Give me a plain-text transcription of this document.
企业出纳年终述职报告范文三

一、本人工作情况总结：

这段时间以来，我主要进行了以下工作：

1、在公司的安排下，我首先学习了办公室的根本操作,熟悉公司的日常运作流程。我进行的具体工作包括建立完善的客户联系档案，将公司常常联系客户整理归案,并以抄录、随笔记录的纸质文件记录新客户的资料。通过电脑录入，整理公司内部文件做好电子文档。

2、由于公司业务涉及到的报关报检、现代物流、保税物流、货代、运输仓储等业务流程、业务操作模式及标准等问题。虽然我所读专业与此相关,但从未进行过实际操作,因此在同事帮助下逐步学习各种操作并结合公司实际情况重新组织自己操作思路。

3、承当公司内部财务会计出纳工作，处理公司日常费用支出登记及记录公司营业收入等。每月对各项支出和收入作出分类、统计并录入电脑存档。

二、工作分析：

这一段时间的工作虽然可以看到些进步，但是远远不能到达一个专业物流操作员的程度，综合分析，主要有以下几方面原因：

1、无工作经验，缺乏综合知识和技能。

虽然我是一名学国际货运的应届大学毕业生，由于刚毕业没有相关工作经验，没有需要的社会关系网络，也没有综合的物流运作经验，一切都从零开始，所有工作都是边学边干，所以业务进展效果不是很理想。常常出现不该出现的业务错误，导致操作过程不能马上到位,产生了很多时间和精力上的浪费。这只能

---*---

Set exercise: Retype the listing exactly, in full.

Exercise solution:
Give me a plain-text transcription of this document.
企业出纳年终述职报告范文三

一、本人工作情况总结：

这段时间以来，我主要进行了以下工作：

1、在公司的安排下，我首先学习了办公室的根本操作,熟悉公司的日常运作流程。我进行的具体工作包括建立完善的客户联系档案，将公司常常联系客户整理归案,并以抄录、随笔记录的纸质文件记录新客户的资料。通过电脑录入，整理公司内部文件做好电子文档。

2、由于公司业务涉及到的报关报检、现代物流、保税物流、货代、运输仓储等业务流程、业务操作模式及标准等问题。虽然我所读专业与此相关,但从未进行过实际操作,因此在同事帮助下逐步学习各种操作并结合公司实际情况重新组织自己操作思路。

3、承当公司内部财务会计出纳工作，处理公司日常费用支出登记及记录公司营业收入等。每月对各项支出和收入作出分类、统计并录入电脑存档。

二、工作分析：

这一段时间的工作虽然可以看到些进步，但是远远不能到达一个专业物流操作员的程度，综合分析，主要有以下几方面原因：

1、无工作经验，缺乏综合知识和技能。

虽然我是一名学国际货运的应届大学毕业生，由于刚毕业没有相关工作经验，没有需要的社会关系网络，也没有综合的物流运作经验，一切都从零开始，所有工作都是边学边干，所以业务进展效果不是很理想。常常出现不该出现的业务错误，导致操作过程不能马上到位,产生了很多时间和精力上的浪费。这只能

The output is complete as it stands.